(Records from a dataset)
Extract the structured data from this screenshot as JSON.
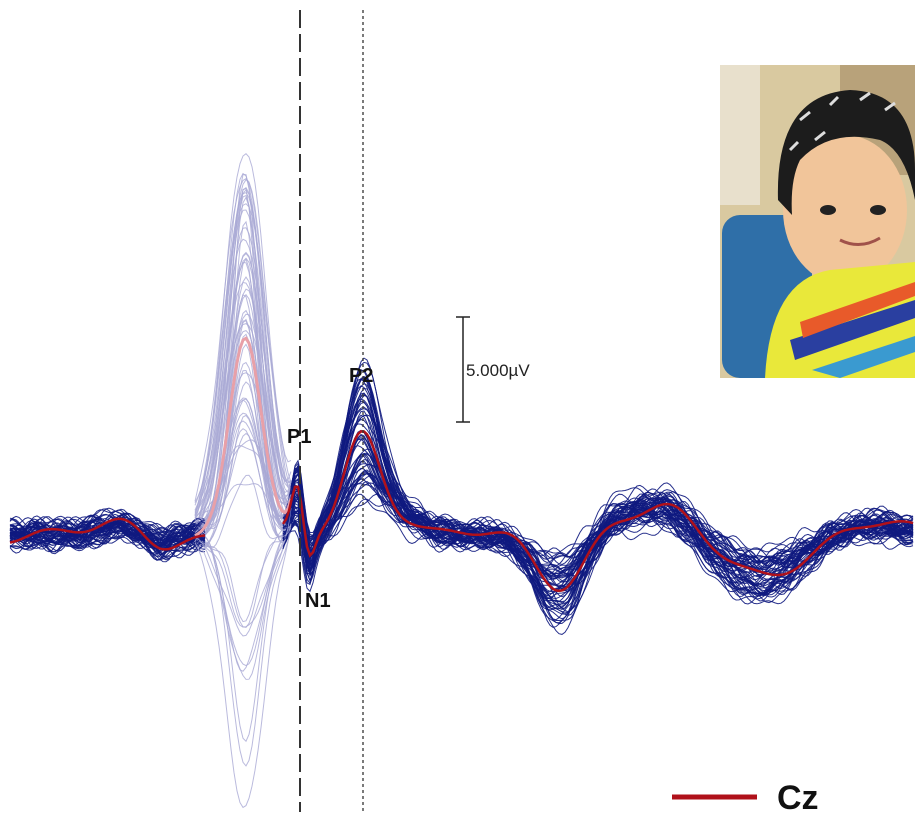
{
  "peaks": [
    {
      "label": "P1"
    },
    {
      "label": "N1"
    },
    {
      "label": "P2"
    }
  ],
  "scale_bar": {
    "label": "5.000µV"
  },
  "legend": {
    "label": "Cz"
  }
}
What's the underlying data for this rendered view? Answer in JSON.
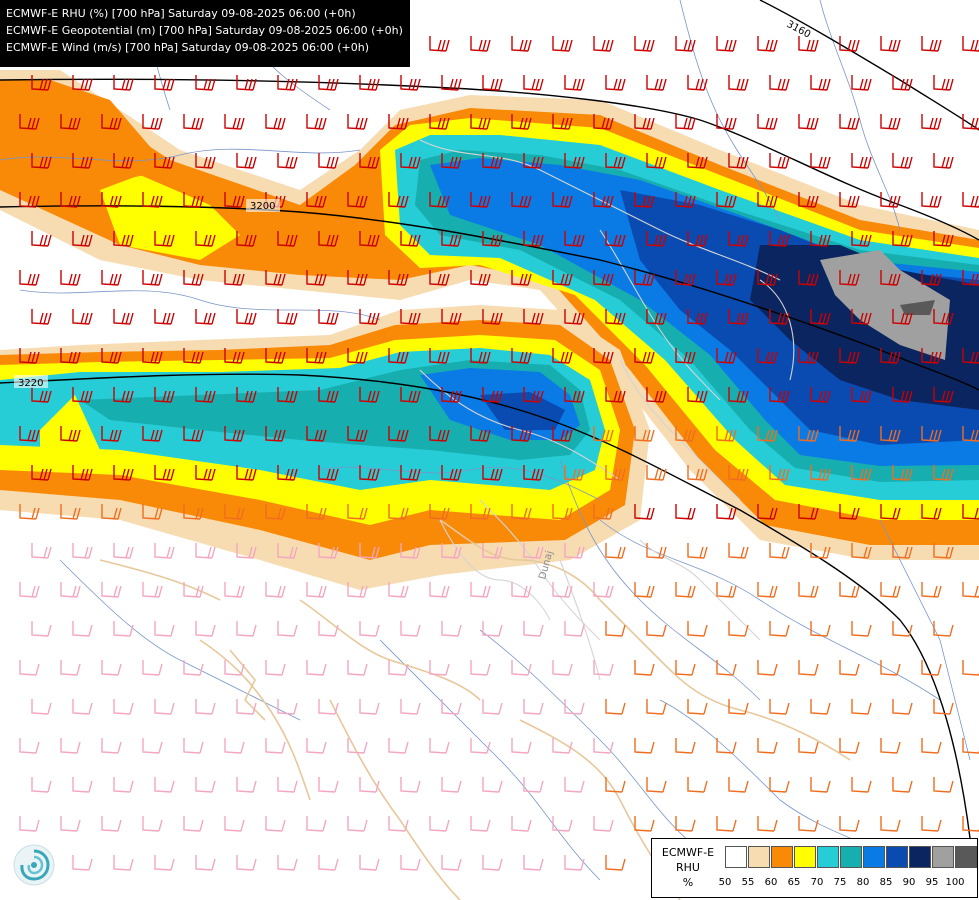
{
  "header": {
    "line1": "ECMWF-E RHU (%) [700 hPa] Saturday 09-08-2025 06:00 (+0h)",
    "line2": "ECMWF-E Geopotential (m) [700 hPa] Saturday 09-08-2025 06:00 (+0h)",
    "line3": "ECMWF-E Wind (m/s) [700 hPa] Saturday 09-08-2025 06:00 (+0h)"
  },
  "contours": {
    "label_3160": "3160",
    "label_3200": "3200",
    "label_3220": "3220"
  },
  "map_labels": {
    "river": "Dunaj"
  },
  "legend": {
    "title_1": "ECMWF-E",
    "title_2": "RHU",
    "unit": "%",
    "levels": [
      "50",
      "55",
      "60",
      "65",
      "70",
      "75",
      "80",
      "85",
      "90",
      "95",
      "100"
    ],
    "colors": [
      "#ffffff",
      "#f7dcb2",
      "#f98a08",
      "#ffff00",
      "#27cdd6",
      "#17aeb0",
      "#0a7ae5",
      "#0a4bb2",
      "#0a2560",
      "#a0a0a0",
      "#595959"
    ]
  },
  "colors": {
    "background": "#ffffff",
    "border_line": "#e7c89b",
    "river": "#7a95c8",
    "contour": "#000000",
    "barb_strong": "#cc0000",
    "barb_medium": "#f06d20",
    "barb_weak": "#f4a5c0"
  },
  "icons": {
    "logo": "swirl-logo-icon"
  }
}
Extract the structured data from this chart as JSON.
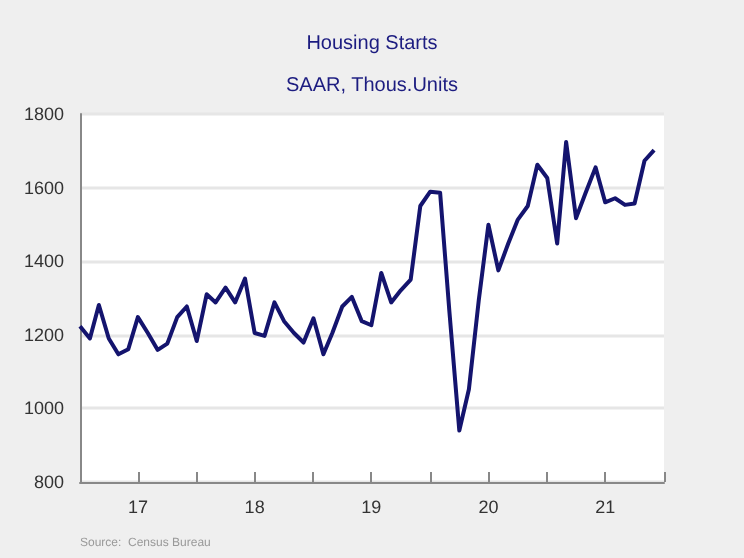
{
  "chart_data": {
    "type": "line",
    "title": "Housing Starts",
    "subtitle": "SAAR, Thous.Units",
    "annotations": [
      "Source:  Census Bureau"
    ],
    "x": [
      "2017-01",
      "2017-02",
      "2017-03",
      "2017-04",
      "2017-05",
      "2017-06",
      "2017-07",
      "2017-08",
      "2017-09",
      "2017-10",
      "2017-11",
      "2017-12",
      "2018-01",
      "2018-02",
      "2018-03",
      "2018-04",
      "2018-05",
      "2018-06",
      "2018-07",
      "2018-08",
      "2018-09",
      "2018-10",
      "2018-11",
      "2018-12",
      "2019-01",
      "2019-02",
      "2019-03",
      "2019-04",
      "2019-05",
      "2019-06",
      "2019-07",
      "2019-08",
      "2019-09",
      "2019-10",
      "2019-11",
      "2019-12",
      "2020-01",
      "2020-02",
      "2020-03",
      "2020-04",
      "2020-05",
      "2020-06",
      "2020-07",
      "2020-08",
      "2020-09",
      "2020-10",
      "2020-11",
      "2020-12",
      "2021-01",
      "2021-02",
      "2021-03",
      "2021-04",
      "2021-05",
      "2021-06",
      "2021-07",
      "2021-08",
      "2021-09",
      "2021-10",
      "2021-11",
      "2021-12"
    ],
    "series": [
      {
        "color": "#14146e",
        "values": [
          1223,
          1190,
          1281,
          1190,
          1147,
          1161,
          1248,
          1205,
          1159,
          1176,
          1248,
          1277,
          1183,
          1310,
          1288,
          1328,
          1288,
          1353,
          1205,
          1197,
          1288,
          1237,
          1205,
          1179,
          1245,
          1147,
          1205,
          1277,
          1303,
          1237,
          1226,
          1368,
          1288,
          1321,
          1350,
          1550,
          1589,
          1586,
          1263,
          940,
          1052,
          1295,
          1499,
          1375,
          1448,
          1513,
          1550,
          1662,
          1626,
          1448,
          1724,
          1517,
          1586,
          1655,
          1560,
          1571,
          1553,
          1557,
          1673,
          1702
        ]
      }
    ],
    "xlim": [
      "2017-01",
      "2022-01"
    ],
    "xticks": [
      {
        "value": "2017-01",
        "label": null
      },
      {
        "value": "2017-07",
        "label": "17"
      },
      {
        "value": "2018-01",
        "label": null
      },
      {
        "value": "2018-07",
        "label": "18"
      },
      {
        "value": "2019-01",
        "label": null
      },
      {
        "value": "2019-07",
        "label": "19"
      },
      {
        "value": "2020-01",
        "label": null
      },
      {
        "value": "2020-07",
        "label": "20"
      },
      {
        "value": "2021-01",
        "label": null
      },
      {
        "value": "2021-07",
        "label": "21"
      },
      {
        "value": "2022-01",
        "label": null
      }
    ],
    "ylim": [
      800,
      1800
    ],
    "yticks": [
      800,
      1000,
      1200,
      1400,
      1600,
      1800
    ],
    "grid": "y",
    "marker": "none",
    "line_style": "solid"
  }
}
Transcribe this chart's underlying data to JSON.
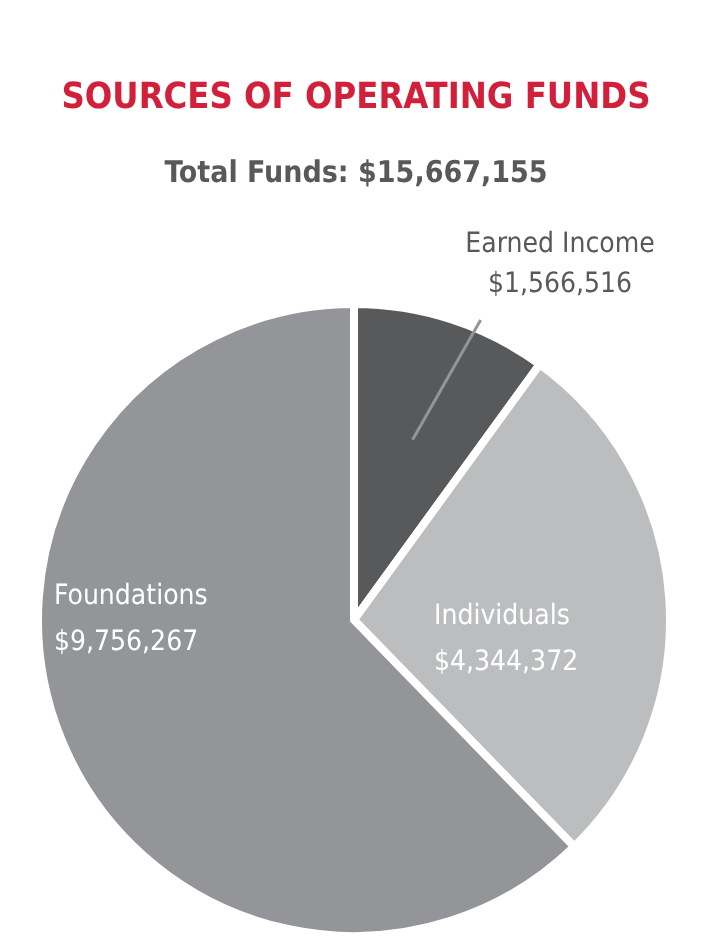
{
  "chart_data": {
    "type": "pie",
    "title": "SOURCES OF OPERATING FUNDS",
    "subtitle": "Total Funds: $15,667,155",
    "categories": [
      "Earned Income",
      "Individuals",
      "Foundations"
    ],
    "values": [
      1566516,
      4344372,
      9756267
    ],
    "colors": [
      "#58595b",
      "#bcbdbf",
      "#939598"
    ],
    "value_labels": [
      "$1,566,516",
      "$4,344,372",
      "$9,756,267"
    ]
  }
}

(What is asked)
Transcribe the material exactly, leaving every picture out.

(Result of this exercise)
Extract the structured data from this screenshot as JSON.
{
  "peaks": [
    {
      "label": "P1"
    },
    {
      "label": "N1"
    },
    {
      "label": "P2"
    }
  ],
  "scale_bar": {
    "label": "5.000µV"
  },
  "legend": {
    "label": "Cz"
  }
}
What's the underlying data for this rendered view? Answer in JSON.
{
  "header": {
    "line1": "ECMWF-E RHU (%) [700 hPa] Saturday 09-08-2025 06:00 (+0h)",
    "line2": "ECMWF-E Geopotential (m) [700 hPa] Saturday 09-08-2025 06:00 (+0h)",
    "line3": "ECMWF-E Wind (m/s) [700 hPa] Saturday 09-08-2025 06:00 (+0h)"
  },
  "contours": {
    "label_3160": "3160",
    "label_3200": "3200",
    "label_3220": "3220"
  },
  "map_labels": {
    "river": "Dunaj"
  },
  "legend": {
    "title_1": "ECMWF-E",
    "title_2": "RHU",
    "unit": "%",
    "levels": [
      "50",
      "55",
      "60",
      "65",
      "70",
      "75",
      "80",
      "85",
      "90",
      "95",
      "100"
    ],
    "colors": [
      "#ffffff",
      "#f7dcb2",
      "#f98a08",
      "#ffff00",
      "#27cdd6",
      "#17aeb0",
      "#0a7ae5",
      "#0a4bb2",
      "#0a2560",
      "#a0a0a0",
      "#595959"
    ]
  },
  "colors": {
    "background": "#ffffff",
    "border_line": "#e7c89b",
    "river": "#7a95c8",
    "contour": "#000000",
    "barb_strong": "#cc0000",
    "barb_medium": "#f06d20",
    "barb_weak": "#f4a5c0"
  },
  "icons": {
    "logo": "swirl-logo-icon"
  }
}
Extract the structured data from this chart as JSON.
{
  "chart_data": {
    "type": "line",
    "title": "Housing Starts",
    "subtitle": "SAAR, Thous.Units",
    "annotations": [
      "Source:  Census Bureau"
    ],
    "x": [
      "2017-01",
      "2017-02",
      "2017-03",
      "2017-04",
      "2017-05",
      "2017-06",
      "2017-07",
      "2017-08",
      "2017-09",
      "2017-10",
      "2017-11",
      "2017-12",
      "2018-01",
      "2018-02",
      "2018-03",
      "2018-04",
      "2018-05",
      "2018-06",
      "2018-07",
      "2018-08",
      "2018-09",
      "2018-10",
      "2018-11",
      "2018-12",
      "2019-01",
      "2019-02",
      "2019-03",
      "2019-04",
      "2019-05",
      "2019-06",
      "2019-07",
      "2019-08",
      "2019-09",
      "2019-10",
      "2019-11",
      "2019-12",
      "2020-01",
      "2020-02",
      "2020-03",
      "2020-04",
      "2020-05",
      "2020-06",
      "2020-07",
      "2020-08",
      "2020-09",
      "2020-10",
      "2020-11",
      "2020-12",
      "2021-01",
      "2021-02",
      "2021-03",
      "2021-04",
      "2021-05",
      "2021-06",
      "2021-07",
      "2021-08",
      "2021-09",
      "2021-10",
      "2021-11",
      "2021-12"
    ],
    "series": [
      {
        "color": "#14146e",
        "values": [
          1223,
          1190,
          1281,
          1190,
          1147,
          1161,
          1248,
          1205,
          1159,
          1176,
          1248,
          1277,
          1183,
          1310,
          1288,
          1328,
          1288,
          1353,
          1205,
          1197,
          1288,
          1237,
          1205,
          1179,
          1245,
          1147,
          1205,
          1277,
          1303,
          1237,
          1226,
          1368,
          1288,
          1321,
          1350,
          1550,
          1589,
          1586,
          1263,
          940,
          1052,
          1295,
          1499,
          1375,
          1448,
          1513,
          1550,
          1662,
          1626,
          1448,
          1724,
          1517,
          1586,
          1655,
          1560,
          1571,
          1553,
          1557,
          1673,
          1702
        ]
      }
    ],
    "xlim": [
      "2017-01",
      "2022-01"
    ],
    "xticks": [
      {
        "value": "2017-01",
        "label": null
      },
      {
        "value": "2017-07",
        "label": "17"
      },
      {
        "value": "2018-01",
        "label": null
      },
      {
        "value": "2018-07",
        "label": "18"
      },
      {
        "value": "2019-01",
        "label": null
      },
      {
        "value": "2019-07",
        "label": "19"
      },
      {
        "value": "2020-01",
        "label": null
      },
      {
        "value": "2020-07",
        "label": "20"
      },
      {
        "value": "2021-01",
        "label": null
      },
      {
        "value": "2021-07",
        "label": "21"
      },
      {
        "value": "2022-01",
        "label": null
      }
    ],
    "ylim": [
      800,
      1800
    ],
    "yticks": [
      800,
      1000,
      1200,
      1400,
      1600,
      1800
    ],
    "grid": "y",
    "marker": "none",
    "line_style": "solid"
  }
}
Transcribe this chart's underlying data to JSON.
{
  "chart_data": {
    "type": "pie",
    "title": "SOURCES OF OPERATING FUNDS",
    "subtitle": "Total Funds: $15,667,155",
    "categories": [
      "Earned Income",
      "Individuals",
      "Foundations"
    ],
    "values": [
      1566516,
      4344372,
      9756267
    ],
    "colors": [
      "#58595b",
      "#bcbdbf",
      "#939598"
    ],
    "value_labels": [
      "$1,566,516",
      "$4,344,372",
      "$9,756,267"
    ]
  }
}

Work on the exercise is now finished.